RFR: 8230565: ZGC: Redesign C2 load barrier to expand on the MachNode level

Mon Sep 9 11:37:27 UTC 2019

Hi Erik,

To me this looks good, but this is only a best-effort review since I'm 
not a C2 expert.

If this is going to compile on Aarch64 we would need to do something 
about the usage of is_XMMRegister in zBarrierSetC2.cpp.

There's also a type mismatch on this line:
stub_req += bs->estimate_stub_size();

stub_req is an int and estimate_stub_size() returns a size_t.

Thanks,
StefanK

On 2019-09-04 14:58, Erik Österlund wrote:
> Hi,
> 
> For many years we have expanded load barriers in the C2 sea of nodes. It 
> has been a constant struggle to keep up with bugs due to optimizations 
> breaking our barriers. It has never truly worked. One particular pain 
> point that has never been handled quite right up until now, is dealing 
> with safepoints ending up between a load and its load barrier. We have 
> had workarounds for that before, but they have never really been enough.
> 
> In the end, our barrier is only a conditional branch to a slow path, so 
> there is really not much that the optimizer can do to help us make that 
> better. But it has many creative ways of breaking our GC invariants.
> 
> I think we have finally had enough of this, and want to move the barrier 
> expansion to the MachNode level instead. This way, we can finally put an 
> end to the load and its load barrier being separated (and related even 
> more complicated issues for atomics).
> 
> Our new solution is to tag accesses that want load barriers during 
> parsing, and then let C2 optimize whatever it wants to, invariantly of 
> GC barriers. Then it will match mach nodes, and perform global code 
> motion and scheduling. Only right before dumping the machine code of the 
> resulting graph do we call into the barrier set to perform last second 
> analysis of barriers, and then during machine code dumping, we inject 
> our load barriers. After the normal insts() are dumped, we inject slow 
> path stubs for our barriers.
> 
> There are two optimizations that we would like to retain in this scheme.

◆ GIVEN INFORMATION
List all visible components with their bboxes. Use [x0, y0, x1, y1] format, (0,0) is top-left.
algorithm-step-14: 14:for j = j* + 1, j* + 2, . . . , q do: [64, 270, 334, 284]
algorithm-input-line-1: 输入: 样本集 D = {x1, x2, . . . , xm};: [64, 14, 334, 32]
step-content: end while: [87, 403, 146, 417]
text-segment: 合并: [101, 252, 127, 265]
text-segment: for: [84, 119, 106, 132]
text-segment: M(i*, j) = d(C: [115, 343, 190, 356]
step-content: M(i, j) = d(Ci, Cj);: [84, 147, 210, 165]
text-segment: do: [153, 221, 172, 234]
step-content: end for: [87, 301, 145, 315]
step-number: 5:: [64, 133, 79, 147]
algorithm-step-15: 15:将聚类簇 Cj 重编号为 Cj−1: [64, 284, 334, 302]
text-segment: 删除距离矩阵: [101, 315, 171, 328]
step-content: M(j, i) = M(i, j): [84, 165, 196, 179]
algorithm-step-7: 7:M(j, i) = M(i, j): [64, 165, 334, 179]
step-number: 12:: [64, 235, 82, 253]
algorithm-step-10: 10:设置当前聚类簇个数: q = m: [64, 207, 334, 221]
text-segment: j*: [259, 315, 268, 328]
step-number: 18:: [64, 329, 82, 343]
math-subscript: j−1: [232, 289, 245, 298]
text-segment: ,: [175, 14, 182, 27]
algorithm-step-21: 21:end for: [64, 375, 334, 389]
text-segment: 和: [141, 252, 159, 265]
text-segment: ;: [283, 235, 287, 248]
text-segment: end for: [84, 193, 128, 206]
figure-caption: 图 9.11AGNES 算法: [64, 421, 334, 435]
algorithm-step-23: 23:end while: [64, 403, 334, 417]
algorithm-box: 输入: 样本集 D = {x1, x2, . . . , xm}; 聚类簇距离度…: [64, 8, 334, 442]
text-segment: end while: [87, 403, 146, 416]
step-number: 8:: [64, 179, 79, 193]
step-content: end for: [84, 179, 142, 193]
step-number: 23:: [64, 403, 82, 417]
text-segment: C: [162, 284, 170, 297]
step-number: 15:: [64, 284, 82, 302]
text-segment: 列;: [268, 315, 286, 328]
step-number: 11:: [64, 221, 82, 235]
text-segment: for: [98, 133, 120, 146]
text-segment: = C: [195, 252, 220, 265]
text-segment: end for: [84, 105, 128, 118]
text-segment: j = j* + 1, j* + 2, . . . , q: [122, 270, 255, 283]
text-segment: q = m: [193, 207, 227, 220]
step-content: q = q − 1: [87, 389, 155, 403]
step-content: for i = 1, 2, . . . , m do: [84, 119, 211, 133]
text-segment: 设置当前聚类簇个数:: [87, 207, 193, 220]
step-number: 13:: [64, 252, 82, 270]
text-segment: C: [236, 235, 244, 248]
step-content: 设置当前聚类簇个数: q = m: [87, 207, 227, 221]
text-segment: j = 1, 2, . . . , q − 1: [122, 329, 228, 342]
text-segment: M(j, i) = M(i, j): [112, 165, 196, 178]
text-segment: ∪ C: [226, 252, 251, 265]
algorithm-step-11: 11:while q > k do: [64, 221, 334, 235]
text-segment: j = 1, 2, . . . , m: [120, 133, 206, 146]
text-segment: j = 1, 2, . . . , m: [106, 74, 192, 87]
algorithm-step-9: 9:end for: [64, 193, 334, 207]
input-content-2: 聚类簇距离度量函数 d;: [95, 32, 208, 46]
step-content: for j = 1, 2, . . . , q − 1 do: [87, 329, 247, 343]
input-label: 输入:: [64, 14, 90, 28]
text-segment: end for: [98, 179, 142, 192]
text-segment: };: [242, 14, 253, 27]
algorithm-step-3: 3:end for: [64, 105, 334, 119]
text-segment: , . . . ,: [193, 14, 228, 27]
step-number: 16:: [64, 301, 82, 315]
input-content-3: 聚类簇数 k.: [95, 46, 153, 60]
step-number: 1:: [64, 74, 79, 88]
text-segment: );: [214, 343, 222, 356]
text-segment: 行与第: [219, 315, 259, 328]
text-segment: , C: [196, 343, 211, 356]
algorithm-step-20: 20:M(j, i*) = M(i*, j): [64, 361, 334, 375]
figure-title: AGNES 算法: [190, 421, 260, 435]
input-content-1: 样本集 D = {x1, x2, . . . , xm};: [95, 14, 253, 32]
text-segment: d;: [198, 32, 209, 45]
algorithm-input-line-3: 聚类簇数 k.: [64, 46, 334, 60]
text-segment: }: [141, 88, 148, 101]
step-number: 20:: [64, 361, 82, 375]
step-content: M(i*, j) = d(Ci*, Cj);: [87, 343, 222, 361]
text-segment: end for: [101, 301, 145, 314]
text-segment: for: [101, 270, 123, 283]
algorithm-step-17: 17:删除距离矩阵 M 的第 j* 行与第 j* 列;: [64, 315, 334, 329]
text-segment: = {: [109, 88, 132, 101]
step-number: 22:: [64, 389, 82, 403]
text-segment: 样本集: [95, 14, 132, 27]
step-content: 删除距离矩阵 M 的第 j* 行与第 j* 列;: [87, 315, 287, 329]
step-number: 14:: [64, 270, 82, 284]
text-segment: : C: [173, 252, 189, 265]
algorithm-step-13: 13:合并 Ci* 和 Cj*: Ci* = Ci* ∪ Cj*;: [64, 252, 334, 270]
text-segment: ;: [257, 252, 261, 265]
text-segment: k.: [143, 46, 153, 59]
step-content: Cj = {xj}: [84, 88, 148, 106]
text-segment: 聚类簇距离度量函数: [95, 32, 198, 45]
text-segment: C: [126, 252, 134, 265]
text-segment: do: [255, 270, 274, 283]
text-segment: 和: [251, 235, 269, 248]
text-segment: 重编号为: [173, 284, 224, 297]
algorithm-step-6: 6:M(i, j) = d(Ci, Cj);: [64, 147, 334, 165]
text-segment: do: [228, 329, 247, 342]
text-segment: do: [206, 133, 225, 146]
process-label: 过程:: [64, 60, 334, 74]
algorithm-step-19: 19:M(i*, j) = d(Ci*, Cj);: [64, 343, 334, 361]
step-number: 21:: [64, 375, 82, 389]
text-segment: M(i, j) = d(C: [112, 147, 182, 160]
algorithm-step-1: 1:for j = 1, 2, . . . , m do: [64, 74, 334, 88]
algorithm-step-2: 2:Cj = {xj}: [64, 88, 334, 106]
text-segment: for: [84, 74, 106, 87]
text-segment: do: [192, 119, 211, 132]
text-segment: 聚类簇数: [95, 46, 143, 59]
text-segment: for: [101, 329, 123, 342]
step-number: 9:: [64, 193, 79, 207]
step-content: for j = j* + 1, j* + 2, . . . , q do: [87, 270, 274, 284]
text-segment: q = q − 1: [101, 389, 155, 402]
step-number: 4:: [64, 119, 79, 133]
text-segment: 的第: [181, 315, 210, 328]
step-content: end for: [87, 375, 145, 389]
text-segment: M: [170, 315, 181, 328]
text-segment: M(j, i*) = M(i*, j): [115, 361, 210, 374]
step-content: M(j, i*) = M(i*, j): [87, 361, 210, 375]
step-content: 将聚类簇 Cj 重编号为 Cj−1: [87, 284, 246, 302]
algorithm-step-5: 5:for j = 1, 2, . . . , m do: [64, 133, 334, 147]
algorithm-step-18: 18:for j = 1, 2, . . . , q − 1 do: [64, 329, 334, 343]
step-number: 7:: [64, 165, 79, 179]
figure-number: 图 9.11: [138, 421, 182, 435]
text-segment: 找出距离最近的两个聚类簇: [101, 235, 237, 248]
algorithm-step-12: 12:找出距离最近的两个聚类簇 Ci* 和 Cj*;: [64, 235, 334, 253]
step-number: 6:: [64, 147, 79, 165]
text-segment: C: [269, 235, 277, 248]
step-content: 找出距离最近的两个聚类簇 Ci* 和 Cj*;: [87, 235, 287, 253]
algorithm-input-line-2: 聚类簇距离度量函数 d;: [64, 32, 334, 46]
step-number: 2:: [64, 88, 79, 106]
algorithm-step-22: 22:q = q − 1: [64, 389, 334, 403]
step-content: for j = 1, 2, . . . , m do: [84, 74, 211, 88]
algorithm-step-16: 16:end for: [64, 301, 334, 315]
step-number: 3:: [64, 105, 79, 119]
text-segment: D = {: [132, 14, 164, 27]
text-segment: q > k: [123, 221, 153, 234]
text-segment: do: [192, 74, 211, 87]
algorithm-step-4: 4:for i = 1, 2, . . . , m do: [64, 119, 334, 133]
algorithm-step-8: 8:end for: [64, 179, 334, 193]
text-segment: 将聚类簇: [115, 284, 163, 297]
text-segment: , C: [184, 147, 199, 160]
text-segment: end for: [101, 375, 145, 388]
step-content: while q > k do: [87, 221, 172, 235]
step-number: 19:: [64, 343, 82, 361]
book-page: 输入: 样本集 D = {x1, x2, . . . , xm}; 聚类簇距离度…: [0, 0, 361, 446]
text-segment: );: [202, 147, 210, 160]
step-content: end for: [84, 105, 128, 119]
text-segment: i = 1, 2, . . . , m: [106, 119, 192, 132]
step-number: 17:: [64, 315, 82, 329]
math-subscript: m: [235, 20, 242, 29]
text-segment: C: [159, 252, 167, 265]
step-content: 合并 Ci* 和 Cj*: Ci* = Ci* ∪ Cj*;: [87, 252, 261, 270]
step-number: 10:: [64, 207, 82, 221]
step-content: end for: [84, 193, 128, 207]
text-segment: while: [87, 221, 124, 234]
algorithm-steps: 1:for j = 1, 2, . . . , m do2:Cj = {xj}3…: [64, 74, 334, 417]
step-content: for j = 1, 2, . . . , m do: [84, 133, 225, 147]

◆ STATED EXERCISE 1
Print the passage of the ZGC load barrier review from "To me this looks" up to and including "is_XMMRegister in zBarrierSetC2.cpp.".
◆ STATED EXERCISE 2
Rewrite the entries from their first line up to and including the line with "step-number: 15:: [64, 284, 82, 302]", replacing "step-number" with "step-index" and leaving everything else unchanged. Return only those lines.

◆ TASK RESULT 1
To me this looks good, but this is only a best-effort review since I'm 
not a C2 expert.

If this is going to compile on Aarch64 we would need to do something 
about the usage of is_XMMRegister in zBarrierSetC2.cpp.

◆ TASK RESULT 2
List all visible components with their bboxes. Use [x0, y0, x1, y1] format, (0,0) is top-left.
algorithm-step-14: 14:for j = j* + 1, j* + 2, . . . , q do: [64, 270, 334, 284]
algorithm-input-line-1: 输入: 样本集 D = {x1, x2, . . . , xm};: [64, 14, 334, 32]
step-content: end while: [87, 403, 146, 417]
text-segment: 合并: [101, 252, 127, 265]
text-segment: for: [84, 119, 106, 132]
text-segment: M(i*, j) = d(C: [115, 343, 190, 356]
step-content: M(i, j) = d(Ci, Cj);: [84, 147, 210, 165]
text-segment: do: [153, 221, 172, 234]
step-content: end for: [87, 301, 145, 315]
step-index: 5:: [64, 133, 79, 147]
algorithm-step-15: 15:将聚类簇 Cj 重编号为 Cj−1: [64, 284, 334, 302]
text-segment: 删除距离矩阵: [101, 315, 171, 328]
step-content: M(j, i) = M(i, j): [84, 165, 196, 179]
algorithm-step-7: 7:M(j, i) = M(i, j): [64, 165, 334, 179]
step-index: 12:: [64, 235, 82, 253]
algorithm-step-10: 10:设置当前聚类簇个数: q = m: [64, 207, 334, 221]
text-segment: j*: [259, 315, 268, 328]
step-index: 18:: [64, 329, 82, 343]
math-subscript: j−1: [232, 289, 245, 298]
text-segment: ,: [175, 14, 182, 27]
algorithm-step-21: 21:end for: [64, 375, 334, 389]
text-segment: 和: [141, 252, 159, 265]
text-segment: ;: [283, 235, 287, 248]
text-segment: end for: [84, 193, 128, 206]
figure-caption: 图 9.11AGNES 算法: [64, 421, 334, 435]
algorithm-step-23: 23:end while: [64, 403, 334, 417]
algorithm-box: 输入: 样本集 D = {x1, x2, . . . , xm}; 聚类簇距离度…: [64, 8, 334, 442]
text-segment: end while: [87, 403, 146, 416]
step-index: 8:: [64, 179, 79, 193]
step-content: end for: [84, 179, 142, 193]
step-index: 23:: [64, 403, 82, 417]
text-segment: C: [162, 284, 170, 297]
step-index: 15:: [64, 284, 82, 302]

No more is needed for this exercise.